Supplied data:

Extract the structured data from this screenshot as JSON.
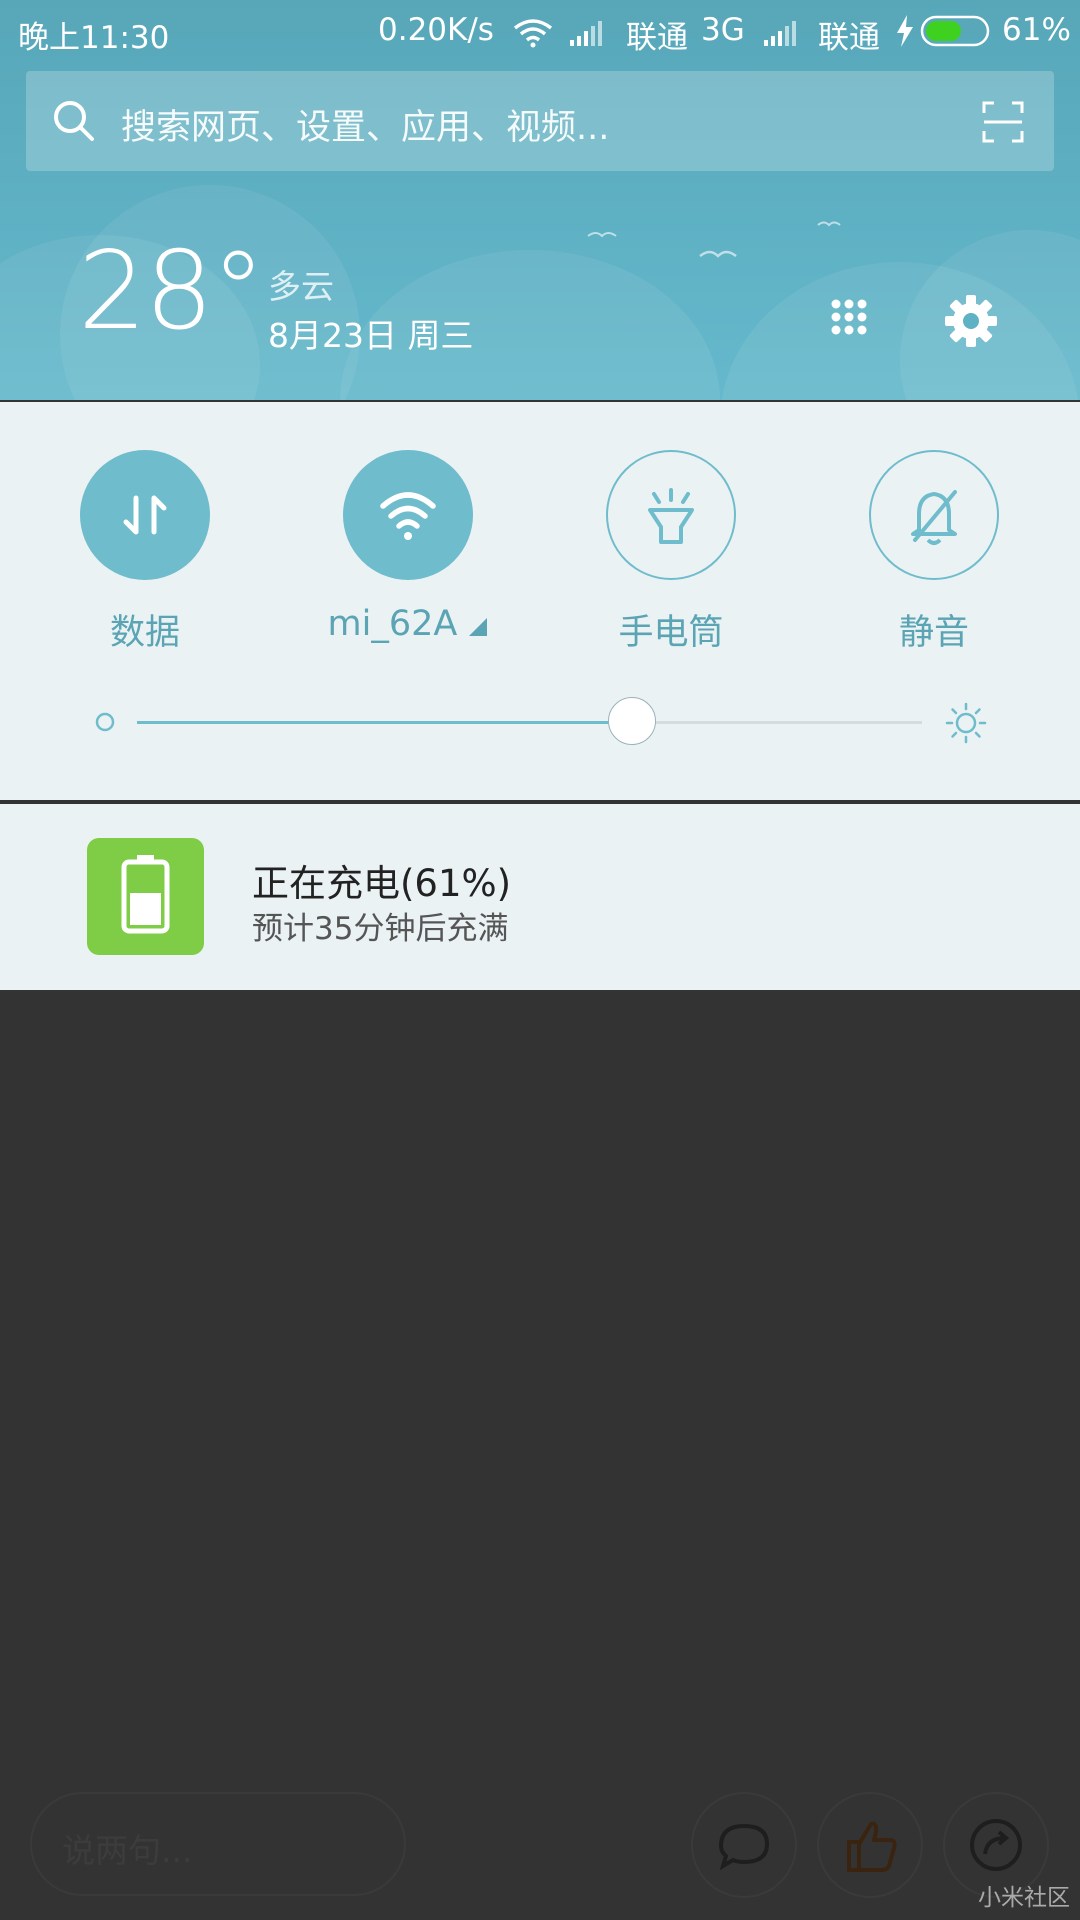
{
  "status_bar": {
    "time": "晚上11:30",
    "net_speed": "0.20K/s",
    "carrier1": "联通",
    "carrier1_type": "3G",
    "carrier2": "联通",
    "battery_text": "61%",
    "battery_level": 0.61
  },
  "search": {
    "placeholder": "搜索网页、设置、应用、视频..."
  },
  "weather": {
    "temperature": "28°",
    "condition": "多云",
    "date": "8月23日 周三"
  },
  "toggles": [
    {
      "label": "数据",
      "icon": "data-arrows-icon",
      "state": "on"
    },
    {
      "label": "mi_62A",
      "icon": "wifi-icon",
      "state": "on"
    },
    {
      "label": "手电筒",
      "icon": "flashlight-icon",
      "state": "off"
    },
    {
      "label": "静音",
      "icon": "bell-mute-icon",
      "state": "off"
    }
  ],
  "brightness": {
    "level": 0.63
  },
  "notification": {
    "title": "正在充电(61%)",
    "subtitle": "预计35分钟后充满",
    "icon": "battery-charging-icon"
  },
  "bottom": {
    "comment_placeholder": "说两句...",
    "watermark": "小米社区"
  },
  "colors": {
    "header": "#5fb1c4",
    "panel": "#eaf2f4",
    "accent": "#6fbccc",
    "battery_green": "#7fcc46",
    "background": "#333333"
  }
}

What is expected: Working from the lines above, reproduce the material exactly and exclude its pictures.

The response:
Extract the structured data from this screenshot as JSON.
{
  "status_bar": {
    "time": "晚上11:30",
    "net_speed": "0.20K/s",
    "carrier1": "联通",
    "carrier1_type": "3G",
    "carrier2": "联通",
    "battery_text": "61%",
    "battery_level": 0.61
  },
  "search": {
    "placeholder": "搜索网页、设置、应用、视频..."
  },
  "weather": {
    "temperature": "28°",
    "condition": "多云",
    "date": "8月23日 周三"
  },
  "toggles": [
    {
      "label": "数据",
      "icon": "data-arrows-icon",
      "state": "on"
    },
    {
      "label": "mi_62A",
      "icon": "wifi-icon",
      "state": "on"
    },
    {
      "label": "手电筒",
      "icon": "flashlight-icon",
      "state": "off"
    },
    {
      "label": "静音",
      "icon": "bell-mute-icon",
      "state": "off"
    }
  ],
  "brightness": {
    "level": 0.63
  },
  "notification": {
    "title": "正在充电(61%)",
    "subtitle": "预计35分钟后充满",
    "icon": "battery-charging-icon"
  },
  "bottom": {
    "comment_placeholder": "说两句...",
    "watermark": "小米社区"
  },
  "colors": {
    "header": "#5fb1c4",
    "panel": "#eaf2f4",
    "accent": "#6fbccc",
    "battery_green": "#7fcc46",
    "background": "#333333"
  }
}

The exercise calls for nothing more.